§ Passage for review:
____________________
A new report from the CDC finds that 60% of maternal deaths are preventable, with Black and Native American/Alaska Native women being three times more likely to die from pregnancy-related complications than white women. Pregnancy-related deaths claim the lives of approximately 700 women in the US each year, and the US has one of the highest maternal death rates among developed countries.
City Lab reports on cities explicitly addressing environmental justice through land-use policy change, with strategies that include outright bans on certain land uses, environmental review processes, proactive planning, and mitigating the harmful effects of existing land-use policies. The report notes that “examples of racial zoning are ubiquitous in planning history.” These same local zoning codes and land-use policies are now being used to address both existing and future pollution sources concentrated in low-income communities and communities of color. The report’s authors write: “If zoning and land use policies got us into this mess, they have the potential to get us out of it.””
Society Pages, a sociology blog, brings together recent research on the relationship between housing and health, including how a health crisis can exacerbate housing hardship, how health suffers when housing is precarious, and how gaining access to stable housing after experiencing housing insecurity can boost mental health.
____________________
§ Entries provided:
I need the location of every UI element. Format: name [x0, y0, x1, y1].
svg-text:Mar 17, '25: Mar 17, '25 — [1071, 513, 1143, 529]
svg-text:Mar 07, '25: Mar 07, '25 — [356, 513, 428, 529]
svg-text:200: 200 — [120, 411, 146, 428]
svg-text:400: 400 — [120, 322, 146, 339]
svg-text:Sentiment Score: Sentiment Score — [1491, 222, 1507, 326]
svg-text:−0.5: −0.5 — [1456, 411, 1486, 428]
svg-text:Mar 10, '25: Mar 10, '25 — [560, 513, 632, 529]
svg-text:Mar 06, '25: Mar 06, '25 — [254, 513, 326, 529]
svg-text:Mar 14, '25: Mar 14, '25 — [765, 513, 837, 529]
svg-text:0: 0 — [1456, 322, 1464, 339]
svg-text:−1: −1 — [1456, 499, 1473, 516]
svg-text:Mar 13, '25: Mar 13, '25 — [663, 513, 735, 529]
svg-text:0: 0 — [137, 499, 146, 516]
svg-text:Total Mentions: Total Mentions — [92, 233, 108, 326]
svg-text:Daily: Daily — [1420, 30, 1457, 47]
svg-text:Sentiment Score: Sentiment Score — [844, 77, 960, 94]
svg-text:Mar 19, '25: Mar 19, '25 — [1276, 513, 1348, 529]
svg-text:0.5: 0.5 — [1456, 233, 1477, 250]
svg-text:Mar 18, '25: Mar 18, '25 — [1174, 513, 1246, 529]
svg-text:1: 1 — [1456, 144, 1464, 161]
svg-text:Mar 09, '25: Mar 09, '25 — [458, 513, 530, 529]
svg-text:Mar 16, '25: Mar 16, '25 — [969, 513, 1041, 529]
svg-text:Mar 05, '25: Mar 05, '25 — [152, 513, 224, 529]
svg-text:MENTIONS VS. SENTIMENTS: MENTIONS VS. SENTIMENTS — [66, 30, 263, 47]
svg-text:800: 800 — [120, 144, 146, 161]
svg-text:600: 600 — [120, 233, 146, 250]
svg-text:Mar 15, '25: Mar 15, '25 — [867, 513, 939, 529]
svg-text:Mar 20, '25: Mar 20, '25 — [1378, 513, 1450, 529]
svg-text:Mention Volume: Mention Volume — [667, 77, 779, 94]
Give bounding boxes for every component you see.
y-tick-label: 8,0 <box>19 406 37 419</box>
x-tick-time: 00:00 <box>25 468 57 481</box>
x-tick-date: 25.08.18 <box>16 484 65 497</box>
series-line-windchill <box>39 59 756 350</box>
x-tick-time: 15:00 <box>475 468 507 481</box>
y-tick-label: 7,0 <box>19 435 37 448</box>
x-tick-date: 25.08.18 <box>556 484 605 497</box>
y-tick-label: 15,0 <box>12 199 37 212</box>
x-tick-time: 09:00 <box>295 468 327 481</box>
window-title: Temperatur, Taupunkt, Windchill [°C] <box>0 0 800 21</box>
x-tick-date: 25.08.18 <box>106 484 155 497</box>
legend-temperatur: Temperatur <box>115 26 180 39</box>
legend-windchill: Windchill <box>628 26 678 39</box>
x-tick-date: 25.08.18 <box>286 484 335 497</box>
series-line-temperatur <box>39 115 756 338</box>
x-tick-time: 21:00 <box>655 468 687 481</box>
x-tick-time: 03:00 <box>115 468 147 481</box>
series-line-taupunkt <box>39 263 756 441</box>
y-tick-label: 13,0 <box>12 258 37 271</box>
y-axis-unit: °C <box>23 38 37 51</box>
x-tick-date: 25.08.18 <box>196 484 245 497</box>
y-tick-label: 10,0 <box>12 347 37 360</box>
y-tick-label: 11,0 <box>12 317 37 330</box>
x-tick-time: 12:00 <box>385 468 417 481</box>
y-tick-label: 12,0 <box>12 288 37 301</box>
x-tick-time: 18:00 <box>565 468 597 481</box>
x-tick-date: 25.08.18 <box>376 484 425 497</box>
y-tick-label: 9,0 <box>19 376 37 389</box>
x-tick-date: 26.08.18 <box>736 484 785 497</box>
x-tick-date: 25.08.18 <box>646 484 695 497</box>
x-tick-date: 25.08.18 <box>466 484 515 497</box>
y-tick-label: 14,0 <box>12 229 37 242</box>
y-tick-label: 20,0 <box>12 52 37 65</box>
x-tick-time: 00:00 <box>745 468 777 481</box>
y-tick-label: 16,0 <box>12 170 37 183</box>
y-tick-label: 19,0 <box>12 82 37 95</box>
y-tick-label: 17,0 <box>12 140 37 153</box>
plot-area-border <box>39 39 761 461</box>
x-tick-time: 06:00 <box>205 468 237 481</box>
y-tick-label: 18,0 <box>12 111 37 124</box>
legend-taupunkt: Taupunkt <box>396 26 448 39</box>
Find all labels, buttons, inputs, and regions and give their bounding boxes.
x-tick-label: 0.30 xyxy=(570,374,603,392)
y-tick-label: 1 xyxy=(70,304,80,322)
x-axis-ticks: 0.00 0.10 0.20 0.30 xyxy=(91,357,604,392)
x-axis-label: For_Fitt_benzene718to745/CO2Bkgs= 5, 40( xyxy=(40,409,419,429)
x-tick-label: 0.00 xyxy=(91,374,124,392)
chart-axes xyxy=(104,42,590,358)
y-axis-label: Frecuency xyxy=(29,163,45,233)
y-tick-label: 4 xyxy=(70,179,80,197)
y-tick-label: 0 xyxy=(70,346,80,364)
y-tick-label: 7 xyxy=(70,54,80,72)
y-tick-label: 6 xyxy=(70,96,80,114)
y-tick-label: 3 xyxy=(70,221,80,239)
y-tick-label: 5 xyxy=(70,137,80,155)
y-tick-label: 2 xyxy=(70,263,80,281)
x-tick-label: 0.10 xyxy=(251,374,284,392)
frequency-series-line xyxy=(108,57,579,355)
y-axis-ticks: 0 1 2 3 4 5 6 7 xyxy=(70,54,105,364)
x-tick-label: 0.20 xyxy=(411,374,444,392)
____________________
§ Complete the following:
1. Answer the following questions using the digest on health, housing, and environmental justice.
(a) What share of maternal deaths does the CDC report find to be preventable?
(b) What word does the City Lab report use to describe examples of racial zoning in planning history?
(c) What kind of publication is Society Pages?
2. Extend the digest on health, housing, and environmental justice beyond its final item by writing one further paragraph in the same style.

§ Responses per task:
1.
(a) 60%
(b) Ubiquitous
(c) A sociology blog

2.
The New Yorker reports on noise pollution as a public health issue: “Studies have shown that people who live or work in loud environments are particularly susceptible to many alarming problems, including heart disease, high blood pressure, low birth weight, and all the physical, cognitive, and emotional issues that arise from being too distracted to focus on complex tasks and from never getting enough sleep. And the noise that we produce doesn’t harm only us. Scientists have begun to document the effects of human-generated sound on non-humans—effects that can be as devastating as those of more tangible forms of ecological desecration. Les Blomberg, the founder and executive director of the Noise Pollution Clearinghouse, based in Montpelier, Vermont, told me, “What we’re doing to our soundscape is littering it. It’s aural litter—acoustical litter—and, if you could see what you hear, it would look like piles and piles of McDonald’s wrappers, just thrown out the window as we go driving down the road.”